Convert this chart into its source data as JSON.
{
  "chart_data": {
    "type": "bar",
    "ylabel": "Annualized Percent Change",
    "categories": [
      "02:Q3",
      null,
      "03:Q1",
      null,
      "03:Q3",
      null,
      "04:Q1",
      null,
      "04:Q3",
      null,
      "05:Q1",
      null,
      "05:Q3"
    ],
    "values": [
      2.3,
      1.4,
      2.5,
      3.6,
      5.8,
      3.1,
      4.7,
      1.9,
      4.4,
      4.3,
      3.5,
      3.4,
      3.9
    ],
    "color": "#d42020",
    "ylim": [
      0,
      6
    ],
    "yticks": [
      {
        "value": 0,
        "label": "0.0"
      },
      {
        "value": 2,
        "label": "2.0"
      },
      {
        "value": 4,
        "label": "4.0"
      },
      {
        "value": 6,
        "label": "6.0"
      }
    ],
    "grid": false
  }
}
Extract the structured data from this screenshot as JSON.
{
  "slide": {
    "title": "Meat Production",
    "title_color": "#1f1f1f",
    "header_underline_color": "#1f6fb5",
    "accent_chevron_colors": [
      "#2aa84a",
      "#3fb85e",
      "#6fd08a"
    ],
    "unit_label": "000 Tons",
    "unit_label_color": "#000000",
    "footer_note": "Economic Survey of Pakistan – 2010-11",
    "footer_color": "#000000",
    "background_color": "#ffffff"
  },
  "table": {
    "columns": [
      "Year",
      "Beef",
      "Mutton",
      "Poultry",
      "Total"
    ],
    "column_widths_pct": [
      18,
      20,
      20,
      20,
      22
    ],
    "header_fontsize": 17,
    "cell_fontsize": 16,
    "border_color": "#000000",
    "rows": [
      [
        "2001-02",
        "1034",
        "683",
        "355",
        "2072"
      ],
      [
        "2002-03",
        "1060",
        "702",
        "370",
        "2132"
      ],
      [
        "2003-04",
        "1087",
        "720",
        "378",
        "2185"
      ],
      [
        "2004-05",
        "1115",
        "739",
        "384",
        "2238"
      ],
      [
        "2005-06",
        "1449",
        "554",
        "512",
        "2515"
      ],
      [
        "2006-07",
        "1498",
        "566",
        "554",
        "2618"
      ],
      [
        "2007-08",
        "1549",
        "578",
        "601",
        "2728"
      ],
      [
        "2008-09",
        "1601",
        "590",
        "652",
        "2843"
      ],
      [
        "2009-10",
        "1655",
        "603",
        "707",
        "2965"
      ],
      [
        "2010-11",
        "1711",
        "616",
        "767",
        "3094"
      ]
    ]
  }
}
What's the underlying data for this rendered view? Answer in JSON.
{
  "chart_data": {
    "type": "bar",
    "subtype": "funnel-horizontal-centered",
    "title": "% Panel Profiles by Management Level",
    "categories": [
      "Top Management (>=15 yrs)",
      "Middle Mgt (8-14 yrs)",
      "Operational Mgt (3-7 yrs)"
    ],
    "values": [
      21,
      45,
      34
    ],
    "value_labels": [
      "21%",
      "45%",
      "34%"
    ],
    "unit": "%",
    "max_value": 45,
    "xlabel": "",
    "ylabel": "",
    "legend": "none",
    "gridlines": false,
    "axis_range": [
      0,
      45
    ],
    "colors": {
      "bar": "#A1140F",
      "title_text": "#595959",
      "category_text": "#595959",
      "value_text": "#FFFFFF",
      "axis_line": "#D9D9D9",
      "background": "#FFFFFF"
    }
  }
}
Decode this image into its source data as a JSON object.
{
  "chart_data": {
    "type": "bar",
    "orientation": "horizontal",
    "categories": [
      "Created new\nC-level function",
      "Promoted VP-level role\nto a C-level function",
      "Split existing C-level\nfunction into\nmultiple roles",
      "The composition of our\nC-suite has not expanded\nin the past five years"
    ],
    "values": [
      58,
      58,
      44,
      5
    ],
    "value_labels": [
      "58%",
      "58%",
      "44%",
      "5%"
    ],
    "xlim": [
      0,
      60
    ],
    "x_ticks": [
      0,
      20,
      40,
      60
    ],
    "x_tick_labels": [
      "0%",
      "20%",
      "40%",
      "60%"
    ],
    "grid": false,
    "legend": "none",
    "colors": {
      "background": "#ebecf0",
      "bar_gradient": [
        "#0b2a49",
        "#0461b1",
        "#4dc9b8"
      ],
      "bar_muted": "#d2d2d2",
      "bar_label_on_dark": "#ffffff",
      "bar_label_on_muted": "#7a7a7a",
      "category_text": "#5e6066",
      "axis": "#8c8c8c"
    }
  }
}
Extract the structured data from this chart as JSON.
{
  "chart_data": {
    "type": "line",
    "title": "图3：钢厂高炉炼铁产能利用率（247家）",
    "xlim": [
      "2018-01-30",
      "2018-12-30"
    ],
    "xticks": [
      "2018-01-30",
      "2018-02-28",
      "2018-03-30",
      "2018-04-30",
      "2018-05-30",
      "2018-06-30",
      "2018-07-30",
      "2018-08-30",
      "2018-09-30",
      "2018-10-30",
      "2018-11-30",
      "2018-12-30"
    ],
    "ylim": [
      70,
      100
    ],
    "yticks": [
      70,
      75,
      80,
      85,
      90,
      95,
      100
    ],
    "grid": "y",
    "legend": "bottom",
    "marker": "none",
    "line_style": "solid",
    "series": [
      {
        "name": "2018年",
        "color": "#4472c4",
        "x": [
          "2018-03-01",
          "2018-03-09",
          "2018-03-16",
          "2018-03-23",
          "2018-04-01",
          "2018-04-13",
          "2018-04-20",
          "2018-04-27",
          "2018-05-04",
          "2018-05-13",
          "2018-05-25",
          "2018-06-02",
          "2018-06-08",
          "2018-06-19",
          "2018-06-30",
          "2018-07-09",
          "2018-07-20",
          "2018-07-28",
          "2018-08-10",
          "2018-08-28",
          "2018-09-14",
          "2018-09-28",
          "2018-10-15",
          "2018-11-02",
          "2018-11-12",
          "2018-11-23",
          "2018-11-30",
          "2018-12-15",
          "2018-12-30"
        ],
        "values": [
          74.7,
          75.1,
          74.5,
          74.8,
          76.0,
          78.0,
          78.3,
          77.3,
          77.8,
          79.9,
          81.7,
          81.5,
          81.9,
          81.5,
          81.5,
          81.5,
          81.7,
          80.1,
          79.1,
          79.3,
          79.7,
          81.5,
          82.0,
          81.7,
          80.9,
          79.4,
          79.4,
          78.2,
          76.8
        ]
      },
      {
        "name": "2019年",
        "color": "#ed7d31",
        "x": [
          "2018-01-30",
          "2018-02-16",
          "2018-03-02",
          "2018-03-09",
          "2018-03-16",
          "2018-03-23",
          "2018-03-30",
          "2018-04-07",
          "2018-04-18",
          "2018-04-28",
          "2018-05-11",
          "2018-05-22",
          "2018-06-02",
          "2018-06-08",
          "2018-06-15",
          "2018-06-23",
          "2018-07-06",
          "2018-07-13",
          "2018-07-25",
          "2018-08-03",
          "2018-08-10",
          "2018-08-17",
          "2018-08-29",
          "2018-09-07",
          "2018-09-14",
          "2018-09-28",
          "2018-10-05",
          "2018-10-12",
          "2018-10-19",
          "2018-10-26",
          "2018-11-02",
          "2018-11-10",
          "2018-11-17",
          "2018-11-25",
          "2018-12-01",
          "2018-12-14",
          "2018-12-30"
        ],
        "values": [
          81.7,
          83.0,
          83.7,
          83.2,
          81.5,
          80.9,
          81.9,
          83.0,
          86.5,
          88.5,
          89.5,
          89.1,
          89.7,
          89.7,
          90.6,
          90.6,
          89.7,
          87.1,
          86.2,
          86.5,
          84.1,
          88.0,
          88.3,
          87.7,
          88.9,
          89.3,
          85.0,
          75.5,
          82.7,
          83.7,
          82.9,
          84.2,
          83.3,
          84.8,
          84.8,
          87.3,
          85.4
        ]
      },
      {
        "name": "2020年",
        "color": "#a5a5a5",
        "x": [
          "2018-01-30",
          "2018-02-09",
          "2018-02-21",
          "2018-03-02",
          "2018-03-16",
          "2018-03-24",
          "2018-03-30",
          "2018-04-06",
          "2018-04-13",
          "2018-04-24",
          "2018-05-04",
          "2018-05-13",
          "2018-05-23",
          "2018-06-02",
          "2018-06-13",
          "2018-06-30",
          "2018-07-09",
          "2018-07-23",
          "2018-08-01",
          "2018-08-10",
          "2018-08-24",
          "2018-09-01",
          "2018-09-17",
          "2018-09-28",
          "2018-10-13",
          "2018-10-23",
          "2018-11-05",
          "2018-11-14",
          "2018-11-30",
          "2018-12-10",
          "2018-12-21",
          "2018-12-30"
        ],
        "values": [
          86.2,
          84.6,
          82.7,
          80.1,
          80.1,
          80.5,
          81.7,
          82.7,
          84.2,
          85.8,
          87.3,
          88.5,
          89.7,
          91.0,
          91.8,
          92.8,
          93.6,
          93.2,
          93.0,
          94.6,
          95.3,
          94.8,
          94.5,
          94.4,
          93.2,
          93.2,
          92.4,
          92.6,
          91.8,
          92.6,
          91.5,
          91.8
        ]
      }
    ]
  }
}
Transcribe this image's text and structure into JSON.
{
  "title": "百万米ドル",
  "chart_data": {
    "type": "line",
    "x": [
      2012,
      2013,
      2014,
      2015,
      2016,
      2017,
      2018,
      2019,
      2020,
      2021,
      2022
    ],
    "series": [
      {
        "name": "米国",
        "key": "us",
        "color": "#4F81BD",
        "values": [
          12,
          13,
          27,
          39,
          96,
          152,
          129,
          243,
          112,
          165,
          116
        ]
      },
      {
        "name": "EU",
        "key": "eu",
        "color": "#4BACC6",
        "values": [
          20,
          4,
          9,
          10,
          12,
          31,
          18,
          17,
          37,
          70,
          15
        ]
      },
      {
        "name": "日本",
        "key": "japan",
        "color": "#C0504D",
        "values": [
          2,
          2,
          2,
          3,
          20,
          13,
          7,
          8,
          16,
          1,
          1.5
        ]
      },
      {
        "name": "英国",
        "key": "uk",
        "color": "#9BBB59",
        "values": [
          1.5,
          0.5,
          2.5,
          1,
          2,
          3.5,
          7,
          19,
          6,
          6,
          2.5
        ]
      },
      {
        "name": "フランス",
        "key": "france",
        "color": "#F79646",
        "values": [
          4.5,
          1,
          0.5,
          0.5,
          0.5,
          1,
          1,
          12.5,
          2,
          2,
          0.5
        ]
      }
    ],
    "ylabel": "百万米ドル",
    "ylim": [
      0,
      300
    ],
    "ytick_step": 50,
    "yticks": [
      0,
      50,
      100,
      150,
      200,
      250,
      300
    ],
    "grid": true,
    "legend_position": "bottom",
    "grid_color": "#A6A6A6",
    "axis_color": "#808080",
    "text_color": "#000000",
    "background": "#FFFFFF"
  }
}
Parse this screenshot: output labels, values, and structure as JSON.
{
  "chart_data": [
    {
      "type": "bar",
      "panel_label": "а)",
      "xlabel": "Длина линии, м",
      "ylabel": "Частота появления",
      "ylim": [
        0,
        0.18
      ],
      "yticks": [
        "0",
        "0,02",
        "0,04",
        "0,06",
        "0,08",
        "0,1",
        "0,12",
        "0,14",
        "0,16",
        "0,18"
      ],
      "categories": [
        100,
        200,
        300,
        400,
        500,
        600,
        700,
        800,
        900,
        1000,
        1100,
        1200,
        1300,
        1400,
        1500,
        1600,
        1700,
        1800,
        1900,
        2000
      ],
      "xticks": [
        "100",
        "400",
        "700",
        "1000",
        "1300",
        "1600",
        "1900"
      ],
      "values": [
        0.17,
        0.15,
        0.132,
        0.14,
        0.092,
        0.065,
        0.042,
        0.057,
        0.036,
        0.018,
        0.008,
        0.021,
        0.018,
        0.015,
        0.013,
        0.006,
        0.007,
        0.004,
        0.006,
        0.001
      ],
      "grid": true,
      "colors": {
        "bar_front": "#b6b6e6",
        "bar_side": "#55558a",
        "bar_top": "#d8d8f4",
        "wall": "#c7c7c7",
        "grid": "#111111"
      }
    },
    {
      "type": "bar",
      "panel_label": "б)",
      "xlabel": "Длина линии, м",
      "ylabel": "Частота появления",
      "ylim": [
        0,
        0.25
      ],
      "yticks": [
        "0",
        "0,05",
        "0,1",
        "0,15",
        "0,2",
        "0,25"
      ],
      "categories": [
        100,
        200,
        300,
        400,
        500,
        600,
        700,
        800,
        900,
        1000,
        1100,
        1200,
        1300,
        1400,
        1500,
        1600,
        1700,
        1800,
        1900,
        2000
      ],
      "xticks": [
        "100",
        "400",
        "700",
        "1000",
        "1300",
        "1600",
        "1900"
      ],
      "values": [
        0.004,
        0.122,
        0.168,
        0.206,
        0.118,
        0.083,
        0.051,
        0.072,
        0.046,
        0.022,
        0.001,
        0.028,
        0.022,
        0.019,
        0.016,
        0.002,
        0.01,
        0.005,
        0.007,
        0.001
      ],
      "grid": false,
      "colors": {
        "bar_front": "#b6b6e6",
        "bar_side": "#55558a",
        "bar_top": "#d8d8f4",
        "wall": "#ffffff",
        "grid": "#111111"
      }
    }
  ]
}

◇ ◇ ◇

Task statement
Copy every line of the listing that includes the string "horizontal".

Written answer
    "subtype": "funnel-horizontal-centered",
    "orientation": "horizontal",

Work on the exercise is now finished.